## What is asked
Keep only the lines of the listing that include the word "不得超载", and copy them.

(Data entries)
|---|
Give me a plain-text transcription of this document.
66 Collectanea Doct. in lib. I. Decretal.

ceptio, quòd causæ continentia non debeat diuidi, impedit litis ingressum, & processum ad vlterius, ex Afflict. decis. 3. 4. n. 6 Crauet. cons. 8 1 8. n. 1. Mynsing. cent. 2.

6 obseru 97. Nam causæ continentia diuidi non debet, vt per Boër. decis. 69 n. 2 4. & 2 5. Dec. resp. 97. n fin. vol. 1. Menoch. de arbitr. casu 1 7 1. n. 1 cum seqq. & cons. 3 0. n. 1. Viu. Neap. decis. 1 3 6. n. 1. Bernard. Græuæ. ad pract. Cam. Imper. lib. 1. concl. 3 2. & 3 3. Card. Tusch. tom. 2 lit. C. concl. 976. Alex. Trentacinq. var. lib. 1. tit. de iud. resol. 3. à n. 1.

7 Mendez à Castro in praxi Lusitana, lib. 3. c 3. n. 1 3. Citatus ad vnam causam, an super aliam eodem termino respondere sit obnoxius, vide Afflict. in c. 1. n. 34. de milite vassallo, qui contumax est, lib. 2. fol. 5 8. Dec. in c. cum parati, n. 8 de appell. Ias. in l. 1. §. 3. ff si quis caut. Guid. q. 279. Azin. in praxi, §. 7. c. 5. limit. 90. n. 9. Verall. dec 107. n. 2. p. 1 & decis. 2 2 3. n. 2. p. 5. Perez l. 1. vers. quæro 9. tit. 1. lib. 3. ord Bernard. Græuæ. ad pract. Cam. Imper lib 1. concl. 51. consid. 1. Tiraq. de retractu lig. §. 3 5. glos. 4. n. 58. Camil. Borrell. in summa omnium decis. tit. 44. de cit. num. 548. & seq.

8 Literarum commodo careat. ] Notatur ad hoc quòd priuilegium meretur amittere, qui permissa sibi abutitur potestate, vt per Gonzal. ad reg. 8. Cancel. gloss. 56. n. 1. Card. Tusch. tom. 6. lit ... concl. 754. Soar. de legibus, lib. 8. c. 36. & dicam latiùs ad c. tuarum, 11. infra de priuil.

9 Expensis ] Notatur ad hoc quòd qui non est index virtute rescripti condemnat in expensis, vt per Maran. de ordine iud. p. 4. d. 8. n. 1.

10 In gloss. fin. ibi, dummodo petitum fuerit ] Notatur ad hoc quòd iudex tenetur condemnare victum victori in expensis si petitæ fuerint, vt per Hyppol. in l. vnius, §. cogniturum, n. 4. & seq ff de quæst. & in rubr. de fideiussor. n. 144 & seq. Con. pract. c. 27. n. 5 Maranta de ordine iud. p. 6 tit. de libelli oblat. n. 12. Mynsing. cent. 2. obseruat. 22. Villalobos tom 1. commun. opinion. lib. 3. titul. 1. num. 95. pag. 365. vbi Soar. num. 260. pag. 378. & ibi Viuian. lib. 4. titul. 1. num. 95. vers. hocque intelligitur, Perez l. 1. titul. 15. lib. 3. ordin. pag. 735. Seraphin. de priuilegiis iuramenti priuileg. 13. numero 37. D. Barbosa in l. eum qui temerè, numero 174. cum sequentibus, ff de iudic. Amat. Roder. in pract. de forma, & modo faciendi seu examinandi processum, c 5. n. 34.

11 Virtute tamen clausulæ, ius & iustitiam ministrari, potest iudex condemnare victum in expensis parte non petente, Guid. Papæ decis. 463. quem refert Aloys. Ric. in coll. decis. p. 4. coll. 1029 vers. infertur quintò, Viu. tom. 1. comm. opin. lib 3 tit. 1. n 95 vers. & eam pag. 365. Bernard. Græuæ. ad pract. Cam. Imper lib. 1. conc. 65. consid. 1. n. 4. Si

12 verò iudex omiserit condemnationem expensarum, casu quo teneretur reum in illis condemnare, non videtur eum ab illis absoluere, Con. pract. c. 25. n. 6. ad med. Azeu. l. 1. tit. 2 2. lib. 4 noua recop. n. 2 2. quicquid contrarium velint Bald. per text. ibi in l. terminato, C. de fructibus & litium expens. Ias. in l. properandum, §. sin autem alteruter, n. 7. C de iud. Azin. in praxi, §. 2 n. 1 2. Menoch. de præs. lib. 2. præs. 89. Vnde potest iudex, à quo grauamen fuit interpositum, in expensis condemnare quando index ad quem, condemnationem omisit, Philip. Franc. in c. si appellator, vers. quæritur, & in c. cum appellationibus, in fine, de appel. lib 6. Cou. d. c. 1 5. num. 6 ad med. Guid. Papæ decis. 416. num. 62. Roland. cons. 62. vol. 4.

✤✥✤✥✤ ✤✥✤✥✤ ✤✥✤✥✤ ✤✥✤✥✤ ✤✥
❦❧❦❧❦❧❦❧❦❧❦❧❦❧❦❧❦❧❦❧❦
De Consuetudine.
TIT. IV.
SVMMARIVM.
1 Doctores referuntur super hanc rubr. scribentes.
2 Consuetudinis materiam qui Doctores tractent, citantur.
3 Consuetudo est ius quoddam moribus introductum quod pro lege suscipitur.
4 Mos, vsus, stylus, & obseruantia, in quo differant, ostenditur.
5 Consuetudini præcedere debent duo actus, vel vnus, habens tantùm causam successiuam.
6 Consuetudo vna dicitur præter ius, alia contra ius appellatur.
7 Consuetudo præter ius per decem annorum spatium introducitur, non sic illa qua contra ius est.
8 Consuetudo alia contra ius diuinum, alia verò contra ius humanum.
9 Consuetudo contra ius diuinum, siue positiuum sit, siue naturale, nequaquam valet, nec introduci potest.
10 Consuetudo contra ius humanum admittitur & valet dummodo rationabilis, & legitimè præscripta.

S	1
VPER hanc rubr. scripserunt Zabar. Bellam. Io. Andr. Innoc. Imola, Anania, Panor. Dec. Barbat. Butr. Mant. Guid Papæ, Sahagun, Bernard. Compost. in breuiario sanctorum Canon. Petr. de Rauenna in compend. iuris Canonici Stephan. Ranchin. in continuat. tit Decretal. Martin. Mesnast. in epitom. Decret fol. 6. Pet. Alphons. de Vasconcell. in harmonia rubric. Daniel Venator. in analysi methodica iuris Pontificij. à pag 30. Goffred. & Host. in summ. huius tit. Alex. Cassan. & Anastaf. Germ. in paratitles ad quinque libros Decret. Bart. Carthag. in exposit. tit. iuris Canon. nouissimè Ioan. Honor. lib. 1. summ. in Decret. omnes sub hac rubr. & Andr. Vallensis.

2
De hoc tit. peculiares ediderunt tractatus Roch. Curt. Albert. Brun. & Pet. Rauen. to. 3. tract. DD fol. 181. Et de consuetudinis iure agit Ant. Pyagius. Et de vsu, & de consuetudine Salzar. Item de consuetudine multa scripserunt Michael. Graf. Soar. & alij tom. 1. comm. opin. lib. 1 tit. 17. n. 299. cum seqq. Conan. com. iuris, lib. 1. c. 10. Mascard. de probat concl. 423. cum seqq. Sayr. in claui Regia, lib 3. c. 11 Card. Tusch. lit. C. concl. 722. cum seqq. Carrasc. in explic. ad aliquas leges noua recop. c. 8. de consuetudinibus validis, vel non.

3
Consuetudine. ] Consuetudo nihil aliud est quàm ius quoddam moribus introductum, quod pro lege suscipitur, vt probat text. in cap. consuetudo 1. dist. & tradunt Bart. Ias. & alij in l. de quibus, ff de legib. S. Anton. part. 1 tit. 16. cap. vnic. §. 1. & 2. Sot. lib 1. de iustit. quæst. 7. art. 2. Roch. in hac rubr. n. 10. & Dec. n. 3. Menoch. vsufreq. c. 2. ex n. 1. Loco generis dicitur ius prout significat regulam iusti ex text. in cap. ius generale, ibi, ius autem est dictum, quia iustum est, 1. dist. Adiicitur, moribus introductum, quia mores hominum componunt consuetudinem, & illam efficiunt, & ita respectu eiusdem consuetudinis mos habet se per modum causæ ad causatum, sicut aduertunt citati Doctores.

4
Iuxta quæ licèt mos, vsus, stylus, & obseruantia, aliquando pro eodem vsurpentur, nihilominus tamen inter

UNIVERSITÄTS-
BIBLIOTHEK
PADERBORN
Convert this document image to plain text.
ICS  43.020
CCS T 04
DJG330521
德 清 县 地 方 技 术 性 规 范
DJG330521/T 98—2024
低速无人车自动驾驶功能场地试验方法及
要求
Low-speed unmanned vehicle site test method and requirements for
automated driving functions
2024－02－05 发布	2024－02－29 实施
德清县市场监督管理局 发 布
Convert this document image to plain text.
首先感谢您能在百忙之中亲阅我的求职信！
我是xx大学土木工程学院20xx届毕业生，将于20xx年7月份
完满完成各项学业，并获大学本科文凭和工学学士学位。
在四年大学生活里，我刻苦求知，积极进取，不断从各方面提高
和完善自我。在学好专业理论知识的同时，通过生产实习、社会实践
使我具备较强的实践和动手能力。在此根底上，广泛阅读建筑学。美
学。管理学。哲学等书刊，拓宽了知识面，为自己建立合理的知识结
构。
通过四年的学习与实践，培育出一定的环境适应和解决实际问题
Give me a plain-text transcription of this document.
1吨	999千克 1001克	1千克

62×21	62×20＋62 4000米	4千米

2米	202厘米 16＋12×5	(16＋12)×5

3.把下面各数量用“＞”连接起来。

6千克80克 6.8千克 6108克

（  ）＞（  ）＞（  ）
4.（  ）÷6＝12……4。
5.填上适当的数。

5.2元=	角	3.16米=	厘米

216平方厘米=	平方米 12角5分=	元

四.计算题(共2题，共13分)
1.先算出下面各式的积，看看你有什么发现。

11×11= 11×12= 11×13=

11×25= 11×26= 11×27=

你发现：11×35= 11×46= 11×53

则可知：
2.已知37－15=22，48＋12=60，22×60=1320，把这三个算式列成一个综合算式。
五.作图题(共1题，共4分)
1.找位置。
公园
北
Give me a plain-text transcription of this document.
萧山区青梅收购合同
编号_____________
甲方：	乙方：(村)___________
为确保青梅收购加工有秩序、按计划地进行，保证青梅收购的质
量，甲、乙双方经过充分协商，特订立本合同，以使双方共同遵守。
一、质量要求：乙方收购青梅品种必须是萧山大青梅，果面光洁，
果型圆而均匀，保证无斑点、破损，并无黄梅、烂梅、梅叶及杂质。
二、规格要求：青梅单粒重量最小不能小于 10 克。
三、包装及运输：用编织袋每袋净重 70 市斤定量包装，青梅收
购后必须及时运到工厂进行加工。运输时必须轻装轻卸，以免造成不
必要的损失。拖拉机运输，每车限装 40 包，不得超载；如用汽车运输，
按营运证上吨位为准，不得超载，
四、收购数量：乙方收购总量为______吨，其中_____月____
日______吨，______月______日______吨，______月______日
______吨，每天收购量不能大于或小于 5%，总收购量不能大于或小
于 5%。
|---|
## Result below
必要的损失。拖拉机运输，每车限装 40 包，不得超载；如用汽车运输，
按营运证上吨位为准，不得超载，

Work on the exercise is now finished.